◆ **EXERCISE**
It is required that all of the data be written out exactly.

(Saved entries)
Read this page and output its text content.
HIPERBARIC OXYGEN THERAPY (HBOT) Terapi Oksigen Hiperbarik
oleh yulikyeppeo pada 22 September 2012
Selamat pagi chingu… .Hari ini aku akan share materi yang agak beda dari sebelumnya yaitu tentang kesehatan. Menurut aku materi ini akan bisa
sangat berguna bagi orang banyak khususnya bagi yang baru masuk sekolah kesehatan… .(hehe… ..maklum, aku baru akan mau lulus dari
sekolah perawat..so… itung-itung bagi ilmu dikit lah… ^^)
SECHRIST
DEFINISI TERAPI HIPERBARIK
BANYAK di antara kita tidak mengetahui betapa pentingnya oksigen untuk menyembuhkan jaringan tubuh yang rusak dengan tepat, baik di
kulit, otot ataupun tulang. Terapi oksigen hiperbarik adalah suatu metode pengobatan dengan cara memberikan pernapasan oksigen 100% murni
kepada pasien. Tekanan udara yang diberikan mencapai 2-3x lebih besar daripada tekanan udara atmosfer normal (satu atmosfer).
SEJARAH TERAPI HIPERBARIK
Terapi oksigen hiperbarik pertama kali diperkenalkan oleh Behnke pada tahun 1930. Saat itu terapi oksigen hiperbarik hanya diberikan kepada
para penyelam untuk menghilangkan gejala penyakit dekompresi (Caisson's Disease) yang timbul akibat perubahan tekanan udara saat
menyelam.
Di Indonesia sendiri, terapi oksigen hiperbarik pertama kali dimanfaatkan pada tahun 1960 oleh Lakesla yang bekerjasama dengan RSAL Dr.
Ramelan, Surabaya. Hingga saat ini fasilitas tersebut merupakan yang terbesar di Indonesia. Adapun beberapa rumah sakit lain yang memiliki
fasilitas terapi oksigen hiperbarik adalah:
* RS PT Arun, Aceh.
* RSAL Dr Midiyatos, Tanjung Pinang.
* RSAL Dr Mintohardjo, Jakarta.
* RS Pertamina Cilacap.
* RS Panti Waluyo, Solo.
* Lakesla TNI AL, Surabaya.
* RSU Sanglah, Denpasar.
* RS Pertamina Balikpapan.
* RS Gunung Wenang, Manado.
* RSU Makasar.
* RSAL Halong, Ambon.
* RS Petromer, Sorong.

◆ **WRITTEN RESPONSE**
Read this page and output its text content.
HIPERBARIC OXYGEN THERAPY (HBOT) Terapi Oksigen Hiperbarik
oleh yulikyeppeo pada 22 September 2012
Selamat pagi chingu… .Hari ini aku akan share materi yang agak beda dari sebelumnya yaitu tentang kesehatan. Menurut aku materi ini akan bisa
sangat berguna bagi orang banyak khususnya bagi yang baru masuk sekolah kesehatan… .(hehe… ..maklum, aku baru akan mau lulus dari
sekolah perawat..so… itung-itung bagi ilmu dikit lah… ^^)
SECHRIST
DEFINISI TERAPI HIPERBARIK
BANYAK di antara kita tidak mengetahui betapa pentingnya oksigen untuk menyembuhkan jaringan tubuh yang rusak dengan tepat, baik di
kulit, otot ataupun tulang. Terapi oksigen hiperbarik adalah suatu metode pengobatan dengan cara memberikan pernapasan oksigen 100% murni
kepada pasien. Tekanan udara yang diberikan mencapai 2-3x lebih besar daripada tekanan udara atmosfer normal (satu atmosfer).
SEJARAH TERAPI HIPERBARIK
Terapi oksigen hiperbarik pertama kali diperkenalkan oleh Behnke pada tahun 1930. Saat itu terapi oksigen hiperbarik hanya diberikan kepada
para penyelam untuk menghilangkan gejala penyakit dekompresi (Caisson's Disease) yang timbul akibat perubahan tekanan udara saat
menyelam.
Di Indonesia sendiri, terapi oksigen hiperbarik pertama kali dimanfaatkan pada tahun 1960 oleh Lakesla yang bekerjasama dengan RSAL Dr.
Ramelan, Surabaya. Hingga saat ini fasilitas tersebut merupakan yang terbesar di Indonesia. Adapun beberapa rumah sakit lain yang memiliki
fasilitas terapi oksigen hiperbarik adalah:
* RS PT Arun, Aceh.
* RSAL Dr Midiyatos, Tanjung Pinang.
* RSAL Dr Mintohardjo, Jakarta.
* RS Pertamina Cilacap.
* RS Panti Waluyo, Solo.
* Lakesla TNI AL, Surabaya.
* RSU Sanglah, Denpasar.
* RS Pertamina Balikpapan.
* RS Gunung Wenang, Manado.
* RSU Makasar.
* RSAL Halong, Ambon.
* RS Petromer, Sorong.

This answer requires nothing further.